確認用の文章

# # # # #

GPU名 RTX 3050(8GB) RTX 3050(6GB) GTX 1650(GDDR5)
CUDAコア数 2,560 2,304 896
ベースクロック 1552MHz 1042MHz 1458MHz
ブーストクロック 1777MHz 1470MHz 1665MHz
メモリサイズ GDDR6 8GB GDDR6 6GB GDDR5 4GB
メモリバス幅 128bit 96bit 128bit
アーキテクチャ Ampere Ampere Turing
DLSS 2 2 非対応
NVENC 第7世代 第7世代 第6世代
カード電力 (W) 130 70 75

気になる性能テストの前に、今回紹介するMSI GeForce RTX 3050 LP 6G OCのスペックを紹介していこう。ブーストクロックは定格の1,470MHzから若干OCされた1,492MHzながら、カード電力は70Wと定格通りだった。カード長は174mmと、Mini-ITXの奥行きである170mmとほぼ同じ。小型PCにも組み込みやすいサイズと言える。なお、厚さは2スロットにしっかり収まっている。

  • GPU-Zによる情報。ブーストクロックは1,492MHzと少しだけOCされている

  • 実測で50mm径のファンを2基備える。カード長は174mmだ

  • 出力はDisplayPort1.4×1、HDMI2.1×2で3画面同時出力に対応

  • ロープロファイル用のブラケットも付属。スリムPCにも組み込みやすい

  • 補助電源は不要だ。PCI Expressスロットからの給電だけで動作する

GeForce GTX 1650を大きく上回るパワー。DLSS対応タイトルでは圧倒的性能

気になる性能チェックに移ろう。テスト環境は以下の通りだ。比較対象としてビデオメモリ8GB版のGeForce RTX 3050と、GDDR5版のGeForce GTX 1650を用意した。

  • CPU:AMD Ryzen 9 7900X(12コア24スレッド)
  • マザーボード:ASUS ROG CROSSHAIR X670E HERO(AMD X670E)
  • メモリ:Micron Crucial DDR5 Pro CP2K16G56C46U5(PC5-44800 DDR5 SDRAM 16GB×2)
  • ビデオカード:MSI GeForce RTX 3050 AERO ITX 8G OC(NVIDIA GeForce RTX 3050)、ASUS GTX1650-O4G-LP-BRK(NVIDIA GeForce GTX 1650)
  • システムSSD:Micron Crucial T500 CT2000T500SSD8JP(PCI Express 4.0 x4、2TB)
  • CPUクーラー:Corsair iCUE H150i RGB PRO XT(簡易水冷、36cmクラス)

# # # # #

使えるデータ
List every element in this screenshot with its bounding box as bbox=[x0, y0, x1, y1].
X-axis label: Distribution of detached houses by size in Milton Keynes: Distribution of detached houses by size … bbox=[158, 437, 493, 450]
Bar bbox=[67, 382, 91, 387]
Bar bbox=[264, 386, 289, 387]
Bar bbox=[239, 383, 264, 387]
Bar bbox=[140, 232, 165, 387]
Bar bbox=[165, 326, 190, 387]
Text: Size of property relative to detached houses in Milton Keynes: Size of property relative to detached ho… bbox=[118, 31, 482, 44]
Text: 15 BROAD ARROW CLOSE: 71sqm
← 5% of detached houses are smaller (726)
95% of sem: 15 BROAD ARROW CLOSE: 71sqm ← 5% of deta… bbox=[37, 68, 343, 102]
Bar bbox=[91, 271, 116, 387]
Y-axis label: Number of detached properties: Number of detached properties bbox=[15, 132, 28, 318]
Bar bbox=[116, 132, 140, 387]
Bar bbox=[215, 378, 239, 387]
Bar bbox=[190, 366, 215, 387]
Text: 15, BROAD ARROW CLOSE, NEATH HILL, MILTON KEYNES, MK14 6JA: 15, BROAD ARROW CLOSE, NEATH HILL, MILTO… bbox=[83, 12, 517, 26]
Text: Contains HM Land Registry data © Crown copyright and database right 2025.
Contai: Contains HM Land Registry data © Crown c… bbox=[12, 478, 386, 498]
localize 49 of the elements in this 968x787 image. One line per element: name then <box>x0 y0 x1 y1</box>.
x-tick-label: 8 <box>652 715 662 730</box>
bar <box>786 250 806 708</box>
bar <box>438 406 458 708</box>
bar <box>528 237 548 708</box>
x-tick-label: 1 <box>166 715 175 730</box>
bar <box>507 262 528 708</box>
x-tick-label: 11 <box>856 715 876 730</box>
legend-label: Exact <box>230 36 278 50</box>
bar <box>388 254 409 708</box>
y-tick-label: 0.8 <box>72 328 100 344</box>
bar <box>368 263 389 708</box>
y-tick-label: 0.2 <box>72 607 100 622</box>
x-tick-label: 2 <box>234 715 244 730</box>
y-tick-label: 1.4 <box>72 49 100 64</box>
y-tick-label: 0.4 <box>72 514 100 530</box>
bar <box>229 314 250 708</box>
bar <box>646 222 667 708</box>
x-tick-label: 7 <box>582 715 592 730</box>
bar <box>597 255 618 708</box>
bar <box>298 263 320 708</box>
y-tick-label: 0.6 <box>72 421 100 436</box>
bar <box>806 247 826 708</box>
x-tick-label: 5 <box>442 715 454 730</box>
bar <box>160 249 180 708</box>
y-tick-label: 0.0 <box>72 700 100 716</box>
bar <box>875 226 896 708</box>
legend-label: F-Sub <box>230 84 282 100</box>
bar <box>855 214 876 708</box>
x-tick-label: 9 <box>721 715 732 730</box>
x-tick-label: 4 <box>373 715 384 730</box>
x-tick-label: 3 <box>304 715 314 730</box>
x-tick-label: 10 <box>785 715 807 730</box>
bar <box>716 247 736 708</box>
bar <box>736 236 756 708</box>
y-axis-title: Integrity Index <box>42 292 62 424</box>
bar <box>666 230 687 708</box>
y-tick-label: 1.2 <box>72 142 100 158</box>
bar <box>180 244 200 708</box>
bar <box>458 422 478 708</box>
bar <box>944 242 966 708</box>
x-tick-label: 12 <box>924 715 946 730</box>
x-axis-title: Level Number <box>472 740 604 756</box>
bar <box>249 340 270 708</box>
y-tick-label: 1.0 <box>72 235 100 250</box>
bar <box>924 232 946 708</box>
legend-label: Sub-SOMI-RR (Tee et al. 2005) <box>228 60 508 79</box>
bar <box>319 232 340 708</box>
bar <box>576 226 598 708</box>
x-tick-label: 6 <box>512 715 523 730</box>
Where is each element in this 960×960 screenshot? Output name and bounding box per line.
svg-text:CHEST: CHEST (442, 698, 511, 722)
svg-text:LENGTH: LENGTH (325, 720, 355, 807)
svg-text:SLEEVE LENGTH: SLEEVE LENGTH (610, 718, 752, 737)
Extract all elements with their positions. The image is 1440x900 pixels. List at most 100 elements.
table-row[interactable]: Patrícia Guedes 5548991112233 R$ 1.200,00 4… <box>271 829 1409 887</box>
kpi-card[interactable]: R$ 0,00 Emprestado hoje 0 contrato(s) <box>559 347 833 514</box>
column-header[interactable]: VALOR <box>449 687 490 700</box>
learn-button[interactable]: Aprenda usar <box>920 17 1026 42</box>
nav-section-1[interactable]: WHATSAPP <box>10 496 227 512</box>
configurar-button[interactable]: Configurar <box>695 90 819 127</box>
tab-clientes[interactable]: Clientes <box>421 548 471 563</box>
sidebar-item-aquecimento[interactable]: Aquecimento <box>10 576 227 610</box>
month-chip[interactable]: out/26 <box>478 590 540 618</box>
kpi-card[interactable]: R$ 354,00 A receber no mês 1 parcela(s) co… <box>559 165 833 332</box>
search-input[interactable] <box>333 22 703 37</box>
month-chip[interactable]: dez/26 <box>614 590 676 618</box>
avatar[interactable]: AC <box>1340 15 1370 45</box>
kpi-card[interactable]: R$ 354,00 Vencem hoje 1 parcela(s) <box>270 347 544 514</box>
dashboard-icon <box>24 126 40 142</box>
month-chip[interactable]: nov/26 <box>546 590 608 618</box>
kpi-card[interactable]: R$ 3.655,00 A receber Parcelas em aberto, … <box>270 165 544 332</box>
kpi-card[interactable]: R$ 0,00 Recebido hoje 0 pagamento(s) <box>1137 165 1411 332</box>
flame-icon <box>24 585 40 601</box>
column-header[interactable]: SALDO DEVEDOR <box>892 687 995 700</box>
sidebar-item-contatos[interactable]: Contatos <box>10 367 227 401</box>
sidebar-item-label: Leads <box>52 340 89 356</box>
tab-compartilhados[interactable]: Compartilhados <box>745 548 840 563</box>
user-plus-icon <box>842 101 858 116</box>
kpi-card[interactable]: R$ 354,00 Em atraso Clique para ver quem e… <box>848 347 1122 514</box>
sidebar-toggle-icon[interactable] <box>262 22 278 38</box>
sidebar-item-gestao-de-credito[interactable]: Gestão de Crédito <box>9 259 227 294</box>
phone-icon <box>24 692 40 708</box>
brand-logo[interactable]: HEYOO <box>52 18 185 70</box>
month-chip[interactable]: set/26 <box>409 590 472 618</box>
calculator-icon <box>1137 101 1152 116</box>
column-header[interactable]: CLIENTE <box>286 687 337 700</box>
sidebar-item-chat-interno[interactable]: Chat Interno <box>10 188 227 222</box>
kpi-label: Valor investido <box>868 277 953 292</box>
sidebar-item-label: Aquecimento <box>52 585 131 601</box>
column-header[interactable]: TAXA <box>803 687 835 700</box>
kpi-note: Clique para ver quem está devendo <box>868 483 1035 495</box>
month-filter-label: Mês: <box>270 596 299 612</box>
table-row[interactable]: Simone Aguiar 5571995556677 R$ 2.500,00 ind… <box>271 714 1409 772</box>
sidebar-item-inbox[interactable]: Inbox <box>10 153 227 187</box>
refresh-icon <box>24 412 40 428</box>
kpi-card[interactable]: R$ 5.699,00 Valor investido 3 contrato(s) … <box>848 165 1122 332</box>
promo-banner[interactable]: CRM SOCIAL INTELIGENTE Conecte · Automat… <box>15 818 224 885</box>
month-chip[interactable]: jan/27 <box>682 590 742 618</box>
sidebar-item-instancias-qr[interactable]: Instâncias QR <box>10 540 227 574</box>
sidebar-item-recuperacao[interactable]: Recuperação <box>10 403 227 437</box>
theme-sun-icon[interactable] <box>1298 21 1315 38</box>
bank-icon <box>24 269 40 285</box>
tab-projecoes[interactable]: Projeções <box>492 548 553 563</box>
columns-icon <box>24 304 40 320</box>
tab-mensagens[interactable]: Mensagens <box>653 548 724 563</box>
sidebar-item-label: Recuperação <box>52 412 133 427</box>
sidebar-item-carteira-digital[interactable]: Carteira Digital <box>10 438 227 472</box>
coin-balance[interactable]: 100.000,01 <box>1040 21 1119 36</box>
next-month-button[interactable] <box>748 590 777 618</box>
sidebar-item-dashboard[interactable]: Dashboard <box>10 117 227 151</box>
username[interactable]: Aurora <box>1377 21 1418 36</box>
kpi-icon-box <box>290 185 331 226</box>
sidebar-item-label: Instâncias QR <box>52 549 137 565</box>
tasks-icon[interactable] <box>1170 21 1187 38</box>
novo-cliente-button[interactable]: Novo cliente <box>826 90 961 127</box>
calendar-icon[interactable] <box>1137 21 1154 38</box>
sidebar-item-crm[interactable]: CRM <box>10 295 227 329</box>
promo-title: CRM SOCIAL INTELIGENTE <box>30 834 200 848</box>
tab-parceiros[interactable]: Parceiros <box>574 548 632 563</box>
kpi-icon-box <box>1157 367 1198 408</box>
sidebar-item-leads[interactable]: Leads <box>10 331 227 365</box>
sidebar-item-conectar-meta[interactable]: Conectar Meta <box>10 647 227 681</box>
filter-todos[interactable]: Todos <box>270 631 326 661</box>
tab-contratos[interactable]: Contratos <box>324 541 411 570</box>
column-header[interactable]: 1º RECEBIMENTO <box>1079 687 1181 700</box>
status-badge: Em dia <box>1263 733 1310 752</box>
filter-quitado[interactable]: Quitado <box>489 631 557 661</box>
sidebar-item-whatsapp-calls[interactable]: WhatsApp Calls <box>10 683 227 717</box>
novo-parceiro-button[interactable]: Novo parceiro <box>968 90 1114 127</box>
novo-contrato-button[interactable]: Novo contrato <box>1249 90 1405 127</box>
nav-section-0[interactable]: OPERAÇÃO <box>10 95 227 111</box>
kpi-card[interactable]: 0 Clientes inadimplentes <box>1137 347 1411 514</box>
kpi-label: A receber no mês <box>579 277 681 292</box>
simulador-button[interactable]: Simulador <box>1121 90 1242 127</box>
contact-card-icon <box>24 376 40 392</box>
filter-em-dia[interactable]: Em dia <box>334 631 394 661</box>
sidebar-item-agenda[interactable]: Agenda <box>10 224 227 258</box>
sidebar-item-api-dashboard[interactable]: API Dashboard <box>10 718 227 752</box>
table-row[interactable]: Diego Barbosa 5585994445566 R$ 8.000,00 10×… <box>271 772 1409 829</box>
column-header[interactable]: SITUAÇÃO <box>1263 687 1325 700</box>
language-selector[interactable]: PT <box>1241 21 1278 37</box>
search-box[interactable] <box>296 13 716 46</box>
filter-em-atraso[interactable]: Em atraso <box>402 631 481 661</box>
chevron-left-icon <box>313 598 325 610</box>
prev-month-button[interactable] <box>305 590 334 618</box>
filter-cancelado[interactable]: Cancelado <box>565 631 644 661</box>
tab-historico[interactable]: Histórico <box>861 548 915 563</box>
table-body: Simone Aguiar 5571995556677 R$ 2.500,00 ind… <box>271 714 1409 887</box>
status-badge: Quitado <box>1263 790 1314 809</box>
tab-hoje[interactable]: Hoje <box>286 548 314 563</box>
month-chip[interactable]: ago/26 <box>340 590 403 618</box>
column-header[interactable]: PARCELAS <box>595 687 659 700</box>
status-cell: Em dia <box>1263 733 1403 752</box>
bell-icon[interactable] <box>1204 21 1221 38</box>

# # # # #

確認用の文章のうち、「GeForce GTX 1650を大きく上回るパワー。DLSS対応タイトルでは圧倒的性能」を含む言葉で始まり「RGB PRO XT(簡易水冷、36cmクラス)」で終わる部分を、一字も変えずに書き出してください。

GeForce GTX 1650を大きく上回るパワー。DLSS対応タイトルでは圧倒的性能

気になる性能チェックに移ろう。テスト環境は以下の通りだ。比較対象としてビデオメモリ8GB版のGeForce RTX 3050と、GDDR5版のGeForce GTX 1650を用意した。

  • CPU:AMD Ryzen 9 7900X(12コア24スレッド)
  • マザーボード:ASUS ROG CROSSHAIR X670E HERO(AMD X670E)
  • メモリ:Micron Crucial DDR5 Pro CP2K16G56C46U5(PC5-44800 DDR5 SDRAM 16GB×2)
  • ビデオカード:MSI GeForce RTX 3050 AERO ITX 8G OC(NVIDIA GeForce RTX 3050)、ASUS GTX1650-O4G-LP-BRK(NVIDIA GeForce GTX 1650)
  • システムSSD:Micron Crucial T500 CT2000T500SSD8JP(PCI Express 4.0 x4、2TB)
  • CPUクーラー:Corsair iCUE H150i RGB PRO XT(簡易水冷、36cmクラス)